Problem to solve
Count how many lines contain the word "letras". Please give only the number.

Raw records
#####
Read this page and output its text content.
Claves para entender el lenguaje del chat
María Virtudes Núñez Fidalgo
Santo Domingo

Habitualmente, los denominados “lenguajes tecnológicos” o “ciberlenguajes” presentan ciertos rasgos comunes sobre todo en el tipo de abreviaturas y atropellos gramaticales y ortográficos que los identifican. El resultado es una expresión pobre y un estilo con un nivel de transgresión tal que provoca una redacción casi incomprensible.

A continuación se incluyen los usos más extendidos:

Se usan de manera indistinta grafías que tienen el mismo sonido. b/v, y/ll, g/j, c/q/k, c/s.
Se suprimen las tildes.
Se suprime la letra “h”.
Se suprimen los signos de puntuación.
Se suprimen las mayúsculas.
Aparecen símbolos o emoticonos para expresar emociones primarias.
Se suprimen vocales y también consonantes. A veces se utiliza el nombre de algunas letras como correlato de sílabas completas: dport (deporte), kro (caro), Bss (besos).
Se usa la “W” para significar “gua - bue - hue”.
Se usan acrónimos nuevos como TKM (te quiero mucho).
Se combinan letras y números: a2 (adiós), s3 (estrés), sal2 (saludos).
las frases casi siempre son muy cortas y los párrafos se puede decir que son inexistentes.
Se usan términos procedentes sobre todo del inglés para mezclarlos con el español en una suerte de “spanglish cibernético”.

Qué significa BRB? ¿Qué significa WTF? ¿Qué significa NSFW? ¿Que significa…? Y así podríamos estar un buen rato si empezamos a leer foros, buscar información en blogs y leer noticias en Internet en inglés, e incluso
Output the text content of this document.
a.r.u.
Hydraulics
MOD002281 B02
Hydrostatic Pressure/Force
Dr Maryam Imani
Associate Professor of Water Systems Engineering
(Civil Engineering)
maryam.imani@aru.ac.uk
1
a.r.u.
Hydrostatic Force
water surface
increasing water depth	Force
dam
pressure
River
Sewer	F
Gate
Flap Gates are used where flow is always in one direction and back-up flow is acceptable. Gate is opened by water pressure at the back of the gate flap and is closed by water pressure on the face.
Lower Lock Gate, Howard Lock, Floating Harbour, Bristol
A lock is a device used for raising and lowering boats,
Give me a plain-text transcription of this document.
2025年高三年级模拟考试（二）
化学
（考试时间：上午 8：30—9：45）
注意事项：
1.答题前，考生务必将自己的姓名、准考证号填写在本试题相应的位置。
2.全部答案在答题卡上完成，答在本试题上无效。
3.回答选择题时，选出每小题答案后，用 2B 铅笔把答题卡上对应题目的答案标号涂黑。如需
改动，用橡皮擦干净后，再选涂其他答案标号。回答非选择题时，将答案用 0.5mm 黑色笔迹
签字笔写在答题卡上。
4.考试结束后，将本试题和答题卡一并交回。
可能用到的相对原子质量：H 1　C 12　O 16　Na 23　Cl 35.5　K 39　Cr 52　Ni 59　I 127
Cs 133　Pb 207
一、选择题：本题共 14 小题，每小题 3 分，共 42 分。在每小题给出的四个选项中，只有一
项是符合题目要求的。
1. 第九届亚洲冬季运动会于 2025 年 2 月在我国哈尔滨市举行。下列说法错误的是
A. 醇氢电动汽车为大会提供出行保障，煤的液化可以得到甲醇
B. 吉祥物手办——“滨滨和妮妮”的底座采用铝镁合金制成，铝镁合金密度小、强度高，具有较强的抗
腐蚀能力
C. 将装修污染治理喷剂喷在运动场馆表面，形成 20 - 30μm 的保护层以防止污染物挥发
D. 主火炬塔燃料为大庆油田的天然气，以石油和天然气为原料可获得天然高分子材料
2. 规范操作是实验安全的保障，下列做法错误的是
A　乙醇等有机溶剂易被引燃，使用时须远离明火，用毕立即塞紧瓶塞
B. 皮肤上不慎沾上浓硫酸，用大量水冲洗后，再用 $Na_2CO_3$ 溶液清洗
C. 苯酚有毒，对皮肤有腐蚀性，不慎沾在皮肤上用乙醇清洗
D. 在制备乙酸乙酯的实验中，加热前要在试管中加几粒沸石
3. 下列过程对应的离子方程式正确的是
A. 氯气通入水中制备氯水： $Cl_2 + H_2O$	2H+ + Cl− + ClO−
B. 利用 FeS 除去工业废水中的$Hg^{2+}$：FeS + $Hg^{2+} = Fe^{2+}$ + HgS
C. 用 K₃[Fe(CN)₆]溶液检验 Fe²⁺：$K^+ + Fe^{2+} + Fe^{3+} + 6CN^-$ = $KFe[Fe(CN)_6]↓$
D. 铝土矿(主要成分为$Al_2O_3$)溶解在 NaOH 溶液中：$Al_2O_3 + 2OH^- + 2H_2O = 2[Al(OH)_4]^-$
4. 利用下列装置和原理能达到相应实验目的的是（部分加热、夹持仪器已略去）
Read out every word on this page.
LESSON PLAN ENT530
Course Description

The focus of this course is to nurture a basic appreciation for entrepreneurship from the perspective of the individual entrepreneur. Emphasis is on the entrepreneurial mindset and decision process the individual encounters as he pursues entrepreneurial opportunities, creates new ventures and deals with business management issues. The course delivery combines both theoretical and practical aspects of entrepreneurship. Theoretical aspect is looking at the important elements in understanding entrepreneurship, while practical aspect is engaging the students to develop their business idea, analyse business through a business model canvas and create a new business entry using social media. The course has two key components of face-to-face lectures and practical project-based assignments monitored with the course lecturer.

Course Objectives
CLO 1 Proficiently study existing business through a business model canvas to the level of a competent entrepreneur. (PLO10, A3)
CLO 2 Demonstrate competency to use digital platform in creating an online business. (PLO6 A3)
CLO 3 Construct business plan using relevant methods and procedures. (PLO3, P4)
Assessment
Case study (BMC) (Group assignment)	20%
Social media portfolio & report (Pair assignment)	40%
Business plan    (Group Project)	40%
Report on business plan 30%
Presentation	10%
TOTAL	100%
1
#####
Output for this exercise
2